**OBJECTIVE**
Extract the full set of records, then give each one again exactly.

**RECORDED INFORMATION**
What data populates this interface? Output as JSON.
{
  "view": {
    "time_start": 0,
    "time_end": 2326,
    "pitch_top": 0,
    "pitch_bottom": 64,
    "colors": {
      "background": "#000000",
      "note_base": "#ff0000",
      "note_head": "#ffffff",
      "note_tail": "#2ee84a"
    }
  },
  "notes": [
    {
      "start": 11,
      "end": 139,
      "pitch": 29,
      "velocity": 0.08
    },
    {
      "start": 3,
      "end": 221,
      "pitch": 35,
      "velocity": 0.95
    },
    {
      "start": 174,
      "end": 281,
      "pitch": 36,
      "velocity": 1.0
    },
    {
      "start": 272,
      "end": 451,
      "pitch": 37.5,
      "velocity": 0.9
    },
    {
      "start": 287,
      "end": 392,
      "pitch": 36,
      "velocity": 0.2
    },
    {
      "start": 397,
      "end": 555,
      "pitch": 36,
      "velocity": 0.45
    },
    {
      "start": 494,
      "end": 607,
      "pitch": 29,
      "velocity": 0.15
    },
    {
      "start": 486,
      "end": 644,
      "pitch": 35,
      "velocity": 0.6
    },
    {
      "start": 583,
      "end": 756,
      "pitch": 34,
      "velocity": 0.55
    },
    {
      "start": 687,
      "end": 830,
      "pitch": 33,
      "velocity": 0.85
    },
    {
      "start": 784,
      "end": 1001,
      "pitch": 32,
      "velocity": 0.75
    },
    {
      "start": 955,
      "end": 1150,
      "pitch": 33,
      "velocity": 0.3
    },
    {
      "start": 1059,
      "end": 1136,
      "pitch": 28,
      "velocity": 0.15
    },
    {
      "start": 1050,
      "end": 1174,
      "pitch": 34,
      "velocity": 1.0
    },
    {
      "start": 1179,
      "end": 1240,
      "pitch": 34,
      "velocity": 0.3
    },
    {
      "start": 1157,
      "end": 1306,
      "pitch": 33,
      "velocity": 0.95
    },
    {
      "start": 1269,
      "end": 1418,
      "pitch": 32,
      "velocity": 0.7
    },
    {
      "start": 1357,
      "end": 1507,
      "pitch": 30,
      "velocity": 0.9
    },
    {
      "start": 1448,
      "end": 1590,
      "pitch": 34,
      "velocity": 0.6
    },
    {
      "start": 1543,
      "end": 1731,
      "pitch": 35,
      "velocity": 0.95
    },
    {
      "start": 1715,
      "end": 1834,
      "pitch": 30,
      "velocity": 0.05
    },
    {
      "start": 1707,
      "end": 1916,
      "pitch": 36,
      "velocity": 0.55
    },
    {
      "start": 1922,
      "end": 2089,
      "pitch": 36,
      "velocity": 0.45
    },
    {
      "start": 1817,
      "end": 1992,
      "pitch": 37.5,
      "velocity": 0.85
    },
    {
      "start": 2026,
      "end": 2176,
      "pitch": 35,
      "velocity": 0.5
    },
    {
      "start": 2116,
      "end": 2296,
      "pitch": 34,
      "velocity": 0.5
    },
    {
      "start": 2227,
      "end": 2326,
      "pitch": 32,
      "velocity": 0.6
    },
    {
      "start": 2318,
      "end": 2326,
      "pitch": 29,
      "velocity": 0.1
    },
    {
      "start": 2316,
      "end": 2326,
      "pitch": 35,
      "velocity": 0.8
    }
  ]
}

**FULL OUTPUT**
What data populates this interface? Output as JSON.
{
  "view": {
    "time_start": 0,
    "time_end": 2326,
    "pitch_top": 0,
    "pitch_bottom": 64,
    "colors": {
      "background": "#000000",
      "note_base": "#ff0000",
      "note_head": "#ffffff",
      "note_tail": "#2ee84a"
    }
  },
  "notes": [
    {
      "start": 11,
      "end": 139,
      "pitch": 29,
      "velocity": 0.08
    },
    {
      "start": 3,
      "end": 221,
      "pitch": 35,
      "velocity": 0.95
    },
    {
      "start": 174,
      "end": 281,
      "pitch": 36,
      "velocity": 1.0
    },
    {
      "start": 272,
      "end": 451,
      "pitch": 37.5,
      "velocity": 0.9
    },
    {
      "start": 287,
      "end": 392,
      "pitch": 36,
      "velocity": 0.2
    },
    {
      "start": 397,
      "end": 555,
      "pitch": 36,
      "velocity": 0.45
    },
    {
      "start": 494,
      "end": 607,
      "pitch": 29,
      "velocity": 0.15
    },
    {
      "start": 486,
      "end": 644,
      "pitch": 35,
      "velocity": 0.6
    },
    {
      "start": 583,
      "end": 756,
      "pitch": 34,
      "velocity": 0.55
    },
    {
      "start": 687,
      "end": 830,
      "pitch": 33,
      "velocity": 0.85
    },
    {
      "start": 784,
      "end": 1001,
      "pitch": 32,
      "velocity": 0.75
    },
    {
      "start": 955,
      "end": 1150,
      "pitch": 33,
      "velocity": 0.3
    },
    {
      "start": 1059,
      "end": 1136,
      "pitch": 28,
      "velocity": 0.15
    },
    {
      "start": 1050,
      "end": 1174,
      "pitch": 34,
      "velocity": 1.0
    },
    {
      "start": 1179,
      "end": 1240,
      "pitch": 34,
      "velocity": 0.3
    },
    {
      "start": 1157,
      "end": 1306,
      "pitch": 33,
      "velocity": 0.95
    },
    {
      "start": 1269,
      "end": 1418,
      "pitch": 32,
      "velocity": 0.7
    },
    {
      "start": 1357,
      "end": 1507,
      "pitch": 30,
      "velocity": 0.9
    },
    {
      "start": 1448,
      "end": 1590,
      "pitch": 34,
      "velocity": 0.6
    },
    {
      "start": 1543,
      "end": 1731,
      "pitch": 35,
      "velocity": 0.95
    },
    {
      "start": 1715,
      "end": 1834,
      "pitch": 30,
      "velocity": 0.05
    },
    {
      "start": 1707,
      "end": 1916,
      "pitch": 36,
      "velocity": 0.55
    },
    {
      "start": 1922,
      "end": 2089,
      "pitch": 36,
      "velocity": 0.45
    },
    {
      "start": 1817,
      "end": 1992,
      "pitch": 37.5,
      "velocity": 0.85
    },
    {
      "start": 2026,
      "end": 2176,
      "pitch": 35,
      "velocity": 0.5
    },
    {
      "start": 2116,
      "end": 2296,
      "pitch": 34,
      "velocity": 0.5
    },
    {
      "start": 2227,
      "end": 2326,
      "pitch": 32,
      "velocity": 0.6
    },
    {
      "start": 2318,
      "end": 2326,
      "pitch": 29,
      "velocity": 0.1
    },
    {
      "start": 2316,
      "end": 2326,
      "pitch": 35,
      "velocity": 0.8
    }
  ]
}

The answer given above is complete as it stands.